## Data entries
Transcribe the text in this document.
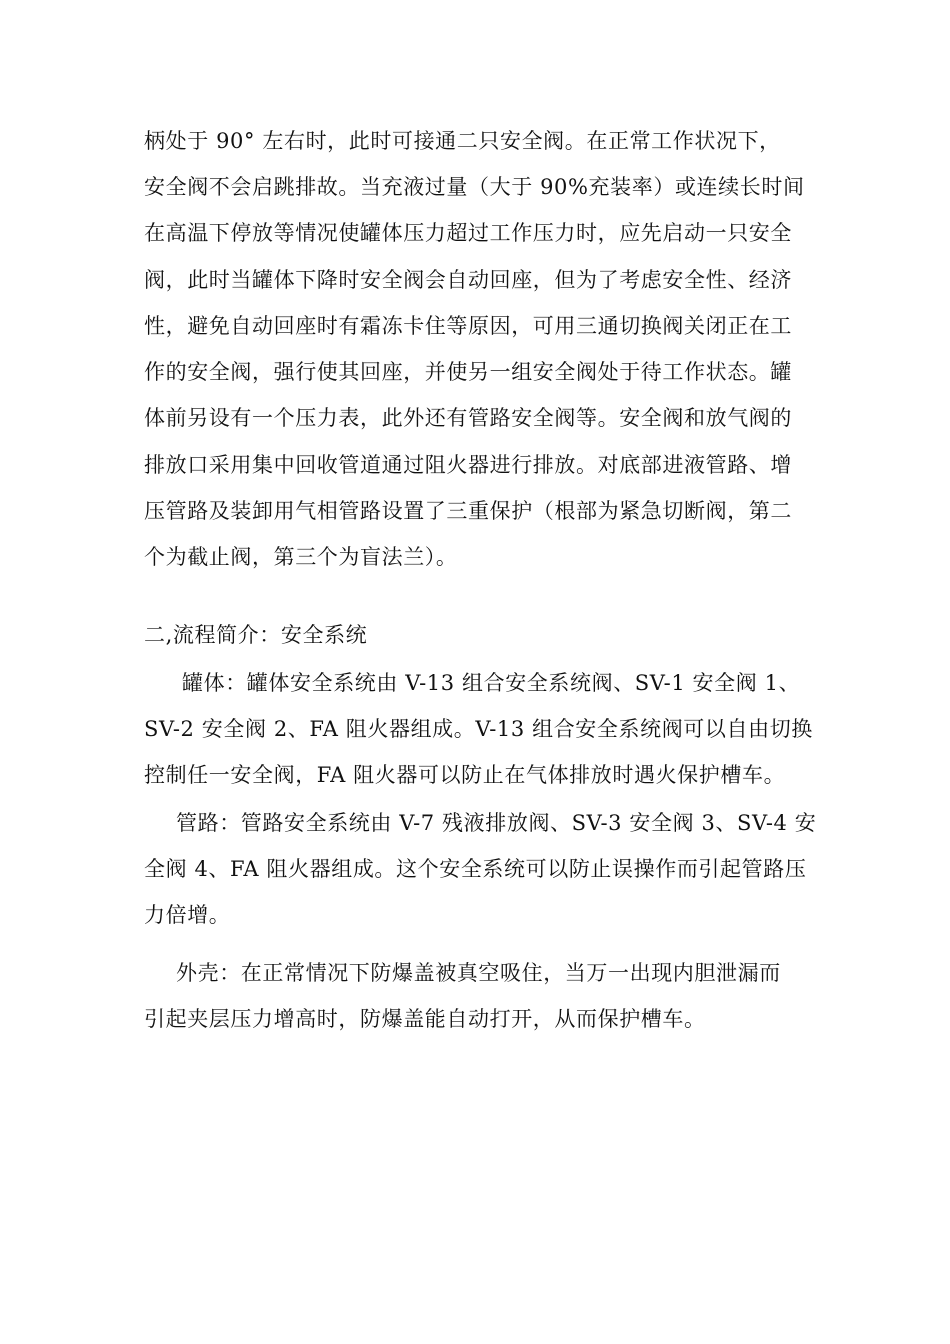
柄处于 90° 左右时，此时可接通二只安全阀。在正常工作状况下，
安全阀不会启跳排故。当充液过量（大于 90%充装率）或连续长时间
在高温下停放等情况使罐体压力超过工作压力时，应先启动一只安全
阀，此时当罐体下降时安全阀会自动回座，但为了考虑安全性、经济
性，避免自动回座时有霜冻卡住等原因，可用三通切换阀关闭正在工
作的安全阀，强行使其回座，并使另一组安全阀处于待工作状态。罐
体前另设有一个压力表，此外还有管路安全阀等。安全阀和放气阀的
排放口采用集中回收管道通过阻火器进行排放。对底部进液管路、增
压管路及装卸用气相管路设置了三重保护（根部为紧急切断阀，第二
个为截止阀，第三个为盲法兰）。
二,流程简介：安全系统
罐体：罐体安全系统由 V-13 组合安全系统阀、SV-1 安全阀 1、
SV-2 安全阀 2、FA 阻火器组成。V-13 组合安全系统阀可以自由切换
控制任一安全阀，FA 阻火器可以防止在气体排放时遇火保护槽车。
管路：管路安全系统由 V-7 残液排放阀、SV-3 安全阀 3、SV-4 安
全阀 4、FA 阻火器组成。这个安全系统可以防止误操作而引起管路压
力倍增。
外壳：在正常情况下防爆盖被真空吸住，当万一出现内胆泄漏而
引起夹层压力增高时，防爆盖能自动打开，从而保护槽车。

## WORK INSTRUCTIONS
Every line of the material is to be quoted exactly, with no pictures carried over.

## TASK RESPONSE
Transcribe the text in this document.
柄处于 90° 左右时，此时可接通二只安全阀。在正常工作状况下，
安全阀不会启跳排故。当充液过量（大于 90%充装率）或连续长时间
在高温下停放等情况使罐体压力超过工作压力时，应先启动一只安全
阀，此时当罐体下降时安全阀会自动回座，但为了考虑安全性、经济
性，避免自动回座时有霜冻卡住等原因，可用三通切换阀关闭正在工
作的安全阀，强行使其回座，并使另一组安全阀处于待工作状态。罐
体前另设有一个压力表，此外还有管路安全阀等。安全阀和放气阀的
排放口采用集中回收管道通过阻火器进行排放。对底部进液管路、增
压管路及装卸用气相管路设置了三重保护（根部为紧急切断阀，第二
个为截止阀，第三个为盲法兰）。
二,流程简介：安全系统
罐体：罐体安全系统由 V-13 组合安全系统阀、SV-1 安全阀 1、
SV-2 安全阀 2、FA 阻火器组成。V-13 组合安全系统阀可以自由切换
控制任一安全阀，FA 阻火器可以防止在气体排放时遇火保护槽车。
管路：管路安全系统由 V-7 残液排放阀、SV-3 安全阀 3、SV-4 安
全阀 4、FA 阻火器组成。这个安全系统可以防止误操作而引起管路压
力倍增。
外壳：在正常情况下防爆盖被真空吸住，当万一出现内胆泄漏而
引起夹层压力增高时，防爆盖能自动打开，从而保护槽车。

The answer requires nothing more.